* [Set task]
Using the records below, locate all lines containing "Cortex" and return them.
---- Records for the task
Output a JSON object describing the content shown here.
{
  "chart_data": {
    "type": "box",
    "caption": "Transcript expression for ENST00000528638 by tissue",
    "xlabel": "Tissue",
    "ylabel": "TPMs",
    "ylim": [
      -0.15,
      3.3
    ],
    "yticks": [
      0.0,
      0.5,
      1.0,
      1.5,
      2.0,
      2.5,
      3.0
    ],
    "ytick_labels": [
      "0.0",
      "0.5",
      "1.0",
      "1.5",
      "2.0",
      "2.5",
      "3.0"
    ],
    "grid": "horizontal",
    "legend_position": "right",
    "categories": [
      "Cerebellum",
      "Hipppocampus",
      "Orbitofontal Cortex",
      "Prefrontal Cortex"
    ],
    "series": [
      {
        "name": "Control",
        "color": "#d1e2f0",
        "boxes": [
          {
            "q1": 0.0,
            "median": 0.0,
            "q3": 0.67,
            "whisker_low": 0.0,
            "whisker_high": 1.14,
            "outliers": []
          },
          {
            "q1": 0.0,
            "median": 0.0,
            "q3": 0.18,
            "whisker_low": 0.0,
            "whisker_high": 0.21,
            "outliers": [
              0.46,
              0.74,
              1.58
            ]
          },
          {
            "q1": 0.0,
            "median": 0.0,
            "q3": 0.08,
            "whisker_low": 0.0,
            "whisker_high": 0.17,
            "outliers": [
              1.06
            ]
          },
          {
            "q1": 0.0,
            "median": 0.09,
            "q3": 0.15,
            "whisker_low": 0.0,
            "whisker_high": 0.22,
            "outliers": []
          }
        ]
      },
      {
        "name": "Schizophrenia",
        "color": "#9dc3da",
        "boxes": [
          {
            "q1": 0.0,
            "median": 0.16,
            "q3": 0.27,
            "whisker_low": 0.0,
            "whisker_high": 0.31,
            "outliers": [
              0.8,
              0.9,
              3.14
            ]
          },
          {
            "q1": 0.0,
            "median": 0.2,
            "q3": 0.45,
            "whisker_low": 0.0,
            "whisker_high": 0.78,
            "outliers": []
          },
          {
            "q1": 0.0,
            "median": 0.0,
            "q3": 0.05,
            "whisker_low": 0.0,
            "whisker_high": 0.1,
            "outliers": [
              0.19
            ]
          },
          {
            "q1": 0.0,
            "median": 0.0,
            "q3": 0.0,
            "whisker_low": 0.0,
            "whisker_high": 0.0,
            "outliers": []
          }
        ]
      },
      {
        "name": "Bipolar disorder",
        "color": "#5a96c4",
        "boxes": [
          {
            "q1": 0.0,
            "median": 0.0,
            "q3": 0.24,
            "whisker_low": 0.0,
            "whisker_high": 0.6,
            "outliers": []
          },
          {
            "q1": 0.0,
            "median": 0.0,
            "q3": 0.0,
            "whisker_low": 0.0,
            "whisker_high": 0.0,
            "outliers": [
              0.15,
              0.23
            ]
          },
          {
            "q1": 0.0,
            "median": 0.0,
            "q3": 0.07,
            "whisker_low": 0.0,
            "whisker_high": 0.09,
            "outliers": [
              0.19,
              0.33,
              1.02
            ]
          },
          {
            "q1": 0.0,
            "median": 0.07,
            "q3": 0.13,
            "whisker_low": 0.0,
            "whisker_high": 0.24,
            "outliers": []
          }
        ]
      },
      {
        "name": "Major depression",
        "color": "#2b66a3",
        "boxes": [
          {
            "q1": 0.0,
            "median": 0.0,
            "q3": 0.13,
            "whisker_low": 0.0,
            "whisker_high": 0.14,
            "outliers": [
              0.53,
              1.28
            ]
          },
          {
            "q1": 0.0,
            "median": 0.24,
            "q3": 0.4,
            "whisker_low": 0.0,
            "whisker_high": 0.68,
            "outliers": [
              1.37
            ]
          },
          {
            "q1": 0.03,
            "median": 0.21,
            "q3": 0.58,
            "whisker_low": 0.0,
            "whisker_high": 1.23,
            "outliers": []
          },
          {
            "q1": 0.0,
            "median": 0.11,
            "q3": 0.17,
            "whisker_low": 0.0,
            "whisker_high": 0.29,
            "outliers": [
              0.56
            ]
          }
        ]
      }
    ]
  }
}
--------
* [Result for this exercise]
      "Orbitofontal Cortex",
      "Prefrontal Cortex"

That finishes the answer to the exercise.